* Brief *
Render the full listing below as a two-column CSV with the headers "text" and "answer". Give each description its own row, with its text and its answer each in a single quoted field and line breaks converted to spaces.
___ Available records ___
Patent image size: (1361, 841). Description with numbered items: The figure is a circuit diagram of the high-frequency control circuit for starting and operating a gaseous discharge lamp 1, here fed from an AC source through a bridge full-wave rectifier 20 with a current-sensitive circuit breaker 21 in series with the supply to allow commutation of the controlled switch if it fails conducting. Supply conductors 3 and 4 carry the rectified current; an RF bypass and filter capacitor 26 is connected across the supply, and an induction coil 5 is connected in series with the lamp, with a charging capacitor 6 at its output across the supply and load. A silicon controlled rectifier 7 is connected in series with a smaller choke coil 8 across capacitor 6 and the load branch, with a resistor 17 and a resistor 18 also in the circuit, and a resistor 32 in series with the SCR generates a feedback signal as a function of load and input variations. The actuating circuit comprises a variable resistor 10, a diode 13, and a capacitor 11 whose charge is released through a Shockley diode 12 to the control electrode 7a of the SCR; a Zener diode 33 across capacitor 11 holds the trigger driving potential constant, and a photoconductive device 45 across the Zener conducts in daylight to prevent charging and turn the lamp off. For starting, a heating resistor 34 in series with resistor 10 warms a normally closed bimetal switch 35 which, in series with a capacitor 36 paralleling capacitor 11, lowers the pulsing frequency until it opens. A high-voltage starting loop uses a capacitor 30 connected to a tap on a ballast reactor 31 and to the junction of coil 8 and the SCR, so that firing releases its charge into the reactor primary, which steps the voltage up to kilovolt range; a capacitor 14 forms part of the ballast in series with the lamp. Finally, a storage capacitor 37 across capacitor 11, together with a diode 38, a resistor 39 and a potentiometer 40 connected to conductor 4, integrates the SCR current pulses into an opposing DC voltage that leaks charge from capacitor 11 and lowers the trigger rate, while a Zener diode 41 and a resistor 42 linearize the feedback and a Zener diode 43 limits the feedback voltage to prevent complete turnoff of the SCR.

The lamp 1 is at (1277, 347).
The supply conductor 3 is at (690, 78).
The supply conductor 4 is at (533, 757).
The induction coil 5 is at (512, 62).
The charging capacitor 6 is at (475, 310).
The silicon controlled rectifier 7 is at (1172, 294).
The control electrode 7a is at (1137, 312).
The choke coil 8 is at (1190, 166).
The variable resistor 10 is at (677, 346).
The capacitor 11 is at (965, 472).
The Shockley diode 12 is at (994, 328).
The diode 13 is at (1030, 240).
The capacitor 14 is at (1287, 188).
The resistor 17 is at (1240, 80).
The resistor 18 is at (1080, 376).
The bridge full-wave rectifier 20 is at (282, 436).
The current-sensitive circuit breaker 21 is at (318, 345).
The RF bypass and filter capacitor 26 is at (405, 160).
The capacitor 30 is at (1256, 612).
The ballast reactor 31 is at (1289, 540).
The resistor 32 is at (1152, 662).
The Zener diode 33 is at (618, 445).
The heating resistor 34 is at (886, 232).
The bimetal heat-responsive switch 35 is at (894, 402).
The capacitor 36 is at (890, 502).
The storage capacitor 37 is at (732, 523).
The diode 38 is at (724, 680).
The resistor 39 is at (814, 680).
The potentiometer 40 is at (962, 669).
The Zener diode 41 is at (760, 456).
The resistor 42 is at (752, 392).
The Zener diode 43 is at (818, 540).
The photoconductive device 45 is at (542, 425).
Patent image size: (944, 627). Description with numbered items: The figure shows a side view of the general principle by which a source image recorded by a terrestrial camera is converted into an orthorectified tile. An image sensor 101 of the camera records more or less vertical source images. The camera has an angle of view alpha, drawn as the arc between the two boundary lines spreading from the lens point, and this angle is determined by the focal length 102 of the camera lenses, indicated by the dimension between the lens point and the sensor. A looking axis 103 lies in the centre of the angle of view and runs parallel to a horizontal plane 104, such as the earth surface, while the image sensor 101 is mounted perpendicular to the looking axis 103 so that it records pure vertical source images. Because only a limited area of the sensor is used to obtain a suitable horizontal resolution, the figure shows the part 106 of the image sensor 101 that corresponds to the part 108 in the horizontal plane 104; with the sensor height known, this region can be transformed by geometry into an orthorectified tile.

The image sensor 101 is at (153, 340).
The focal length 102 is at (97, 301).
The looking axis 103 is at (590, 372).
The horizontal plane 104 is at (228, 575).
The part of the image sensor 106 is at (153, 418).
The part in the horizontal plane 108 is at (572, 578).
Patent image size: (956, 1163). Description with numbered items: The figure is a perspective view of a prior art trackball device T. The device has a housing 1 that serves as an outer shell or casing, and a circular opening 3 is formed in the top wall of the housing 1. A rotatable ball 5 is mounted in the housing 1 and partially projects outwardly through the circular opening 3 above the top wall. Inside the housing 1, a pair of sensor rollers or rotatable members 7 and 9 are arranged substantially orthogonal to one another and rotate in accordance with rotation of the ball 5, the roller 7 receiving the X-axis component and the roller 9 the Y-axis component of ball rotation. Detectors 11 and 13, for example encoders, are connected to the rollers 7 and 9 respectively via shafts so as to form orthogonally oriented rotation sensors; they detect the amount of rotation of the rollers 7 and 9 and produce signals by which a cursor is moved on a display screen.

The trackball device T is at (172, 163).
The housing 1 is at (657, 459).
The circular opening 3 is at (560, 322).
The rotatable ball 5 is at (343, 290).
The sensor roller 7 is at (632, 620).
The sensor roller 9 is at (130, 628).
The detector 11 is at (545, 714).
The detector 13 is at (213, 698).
___
* Exercise result *
text,answer
"Patent image size: (1361, 841). Description with numbered items: The figure is a circuit diagram of the high-frequency control circuit for starting and operating a gaseous discharge lamp 1, here fed from an AC source through a bridge full-wave rectifier 20 with a current-sensitive circuit breaker 21 in series with the supply to allow commutation of the controlled switch if it fails conducting. Supply conductors 3 and 4 carry the rectified current; an RF bypass and filter capacitor 26 is connected across the supply, and an induction coil 5 is connected in series with the lamp, with a charging capacitor 6 at its output across the supply and load. A silicon controlled rectifier 7 is connected in series with a smaller choke coil 8 across capacitor 6 and the load branch, with a resistor 17 and a resistor 18 also in the circuit, and a resistor 32 in series with the SCR generates a feedback signal as a function of load and input variations. The actuating circuit comprises a variable resistor 10, a diode 13, and a capacitor 11 whose charge is released through a Shockley diode 12 to the control electrode 7a of the SCR; a Zener diode 33 across capacitor 11 holds the trigger driving potential constant, and a photoconductive device 45 across the Zener conducts in daylight to prevent charging and turn the lamp off. For starting, a heating resistor 34 in series with resistor 10 warms a normally closed bimetal switch 35 which, in series with a capacitor 36 paralleling capacitor 11, lowers the pulsing frequency until it opens. A high-voltage starting loop uses a capacitor 30 connected to a tap on a ballast reactor 31 and to the junction of coil 8 and the SCR, so that firing releases its charge into the reactor primary, which steps the voltage up to kilovolt range; a capacitor 14 forms part of the ballast in series with the lamp. Finally, a storage capacitor 37 across capacitor 11, together with a diode 38, a resistor 39 and a potentiometer 40 connected to conductor 4, integrates the SCR current pulses into an opposing DC voltage that leaks charge from capacitor 11 and lowers the trigger rate, while a Zener diode 41 and a resistor 42 linearize the feedback and a Zener diode 43 limits the feedback voltage to prevent complete turnoff of the SCR.","The lamp 1 is at (1277, 347). The supply conductor 3 is at (690, 78). The supply conductor 4 is at (533, 757). The induction coil 5 is at (512, 62). The charging capacitor 6 is at (475, 310). The silicon controlled rectifier 7 is at (1172, 294). The control electrode 7a is at (1137, 312). The choke coil 8 is at (1190, 166). The variable resistor 10 is at (677, 346). The capacitor 11 is at (965, 472). The Shockley diode 12 is at (994, 328). The diode 13 is at (1030, 240). The capacitor 14 is at (1287, 188). The resistor 17 is at (1240, 80). The resistor 18 is at (1080, 376). The bridge full-wave rectifier 20 is at (282, 436). The current-sensitive circuit breaker 21 is at (318, 345). The RF bypass and filter capacitor 26 is at (405, 160). The capacitor 30 is at (1256, 612). The ballast reactor 31 is at (1289, 540). The resistor 32 is at (1152, 662). The Zener diode 33 is at (618, 445). The heating resistor 34 is at (886, 232). The bimetal heat-responsive switch 35 is at (894, 402). The capacitor 36 is at (890, 502). The storage capacitor 37 is at (732, 523). The diode 38 is at (724, 680). The resistor 39 is at (814, 680). The potentiometer 40 is at (962, 669). The Zener diode 41 is at (760, 456). The resistor 42 is at (752, 392). The Zener diode 43 is at (818, 540). The photoconductive device 45 is at (542, 425)."
"Patent image size: (944, 627). Description with numbered items: The figure shows a side view of the general principle by which a source image recorded by a terrestrial camera is converted into an orthorectified tile. An image sensor 101 of the camera records more or less vertical source images. The camera has an angle of view alpha, drawn as the arc between the two boundary lines spreading from the lens point, and this angle is determined by the focal length 102 of the camera lenses, indicated by the dimension between the lens point and the sensor. A looking axis 103 lies in the centre of the angle of view and runs parallel to a horizontal plane 104, such as the earth surface, while the image sensor 101 is mounted perpendicular to the looking axis 103 so that it records pure vertical source images. Because only a limited area of the sensor is used to obtain a suitable horizontal resolution, the figure shows the part 106 of the image sensor 101 that corresponds to the part 108 in the horizontal plane 104; with the sensor height known, this region can be transformed by geometry into an orthorectified tile.","The image sensor 101 is at (153, 340). The focal length 102 is at (97, 301). The looking axis 103 is at (590, 372). The horizontal plane 104 is at (228, 575). The part of the image sensor 106 is at (153, 418). The part in the horizontal plane 108 is at (572, 578)."
"Patent image size: (956, 1163). Description with numbered items: The figure is a perspective view of a prior art trackball device T. The device has a housing 1 that serves as an outer shell or casing, and a circular opening 3 is formed in the top wall of the housing 1. A rotatable ball 5 is mounted in the housing 1 and partially projects outwardly through the circular opening 3 above the top wall. Inside the housing 1, a pair of sensor rollers or rotatable members 7 and 9 are arranged substantially orthogonal to one another and rotate in accordance with rotation of the ball 5, the roller 7 receiving the X-axis component and the roller 9 the Y-axis component of ball rotation. Detectors 11 and 13, for example encoders, are connected to the rollers 7 and 9 respectively via shafts so as to form orthogonally oriented rotation sensors; they detect the amount of rotation of the rollers 7 and 9 and produce signals by which a cursor is moved on a display screen.","The trackball device T is at (172, 163). The housing 1 is at (657, 459). The circular opening 3 is at (560, 322). The rotatable ball 5 is at (343, 290). The sensor roller 7 is at (632, 620). The sensor roller 9 is at (130, 628). The detector 11 is at (545, 714). The detector 13 is at (213, 698)."